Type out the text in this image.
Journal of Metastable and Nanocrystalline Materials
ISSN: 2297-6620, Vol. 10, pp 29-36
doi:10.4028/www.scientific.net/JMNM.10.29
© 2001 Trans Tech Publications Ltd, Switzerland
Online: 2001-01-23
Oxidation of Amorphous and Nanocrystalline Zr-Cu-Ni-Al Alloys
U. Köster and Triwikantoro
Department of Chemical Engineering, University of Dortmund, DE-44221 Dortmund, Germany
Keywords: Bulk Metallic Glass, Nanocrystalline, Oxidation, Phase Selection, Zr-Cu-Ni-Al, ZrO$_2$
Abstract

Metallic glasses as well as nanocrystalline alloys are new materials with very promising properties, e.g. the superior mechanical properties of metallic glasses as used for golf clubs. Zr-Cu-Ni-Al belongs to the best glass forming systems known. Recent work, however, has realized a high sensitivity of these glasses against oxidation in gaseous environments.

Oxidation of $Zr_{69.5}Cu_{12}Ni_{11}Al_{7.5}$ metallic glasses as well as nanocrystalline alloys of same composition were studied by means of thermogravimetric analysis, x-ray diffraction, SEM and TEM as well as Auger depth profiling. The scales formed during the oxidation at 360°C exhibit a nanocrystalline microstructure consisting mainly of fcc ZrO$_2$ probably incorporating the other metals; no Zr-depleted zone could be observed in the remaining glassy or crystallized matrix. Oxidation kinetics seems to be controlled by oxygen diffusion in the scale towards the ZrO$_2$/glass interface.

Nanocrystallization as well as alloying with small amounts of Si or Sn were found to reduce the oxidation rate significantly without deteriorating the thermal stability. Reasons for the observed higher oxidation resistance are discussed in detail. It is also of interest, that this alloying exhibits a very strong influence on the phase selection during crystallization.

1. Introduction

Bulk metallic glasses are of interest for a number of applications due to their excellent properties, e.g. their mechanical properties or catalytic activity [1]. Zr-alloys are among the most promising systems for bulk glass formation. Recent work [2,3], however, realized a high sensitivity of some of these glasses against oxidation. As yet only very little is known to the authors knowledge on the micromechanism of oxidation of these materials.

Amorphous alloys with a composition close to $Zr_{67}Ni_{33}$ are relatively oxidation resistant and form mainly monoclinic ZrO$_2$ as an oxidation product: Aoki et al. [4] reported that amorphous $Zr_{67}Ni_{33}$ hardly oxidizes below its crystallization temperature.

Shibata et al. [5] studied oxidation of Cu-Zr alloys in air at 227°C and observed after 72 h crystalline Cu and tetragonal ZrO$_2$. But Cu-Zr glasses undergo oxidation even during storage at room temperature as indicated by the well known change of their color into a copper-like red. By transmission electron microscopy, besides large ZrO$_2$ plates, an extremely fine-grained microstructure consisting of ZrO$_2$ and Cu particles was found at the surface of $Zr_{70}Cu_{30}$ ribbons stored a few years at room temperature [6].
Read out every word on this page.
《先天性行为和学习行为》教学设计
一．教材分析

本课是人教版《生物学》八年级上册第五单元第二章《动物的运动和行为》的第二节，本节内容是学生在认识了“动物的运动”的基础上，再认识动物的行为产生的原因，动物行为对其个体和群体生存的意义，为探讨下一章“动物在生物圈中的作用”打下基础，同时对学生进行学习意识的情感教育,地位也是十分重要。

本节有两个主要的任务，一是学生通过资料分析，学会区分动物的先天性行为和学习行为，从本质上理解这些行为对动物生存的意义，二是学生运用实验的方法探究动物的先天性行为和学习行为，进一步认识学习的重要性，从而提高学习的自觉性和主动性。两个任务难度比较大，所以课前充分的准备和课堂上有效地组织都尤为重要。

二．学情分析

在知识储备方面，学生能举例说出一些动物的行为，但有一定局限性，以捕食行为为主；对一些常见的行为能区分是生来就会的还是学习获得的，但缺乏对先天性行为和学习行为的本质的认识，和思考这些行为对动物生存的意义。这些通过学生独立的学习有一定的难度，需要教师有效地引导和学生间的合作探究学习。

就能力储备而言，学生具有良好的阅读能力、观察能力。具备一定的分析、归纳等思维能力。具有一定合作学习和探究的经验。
____
Exercise objective: In the entries above, identify each line that includes the string "this", then copy it.

Answer in full:
Type out the text in this image.
Nanocrystallization as well as alloying with small amounts of Si or Sn were found to reduce the oxidation rate significantly without deteriorating the thermal stability. Reasons for the observed higher oxidation resistance are discussed in detail. It is also of interest, that this alloying exhibits a very strong influence on the phase selection during crystallization.
Read out every word on this page.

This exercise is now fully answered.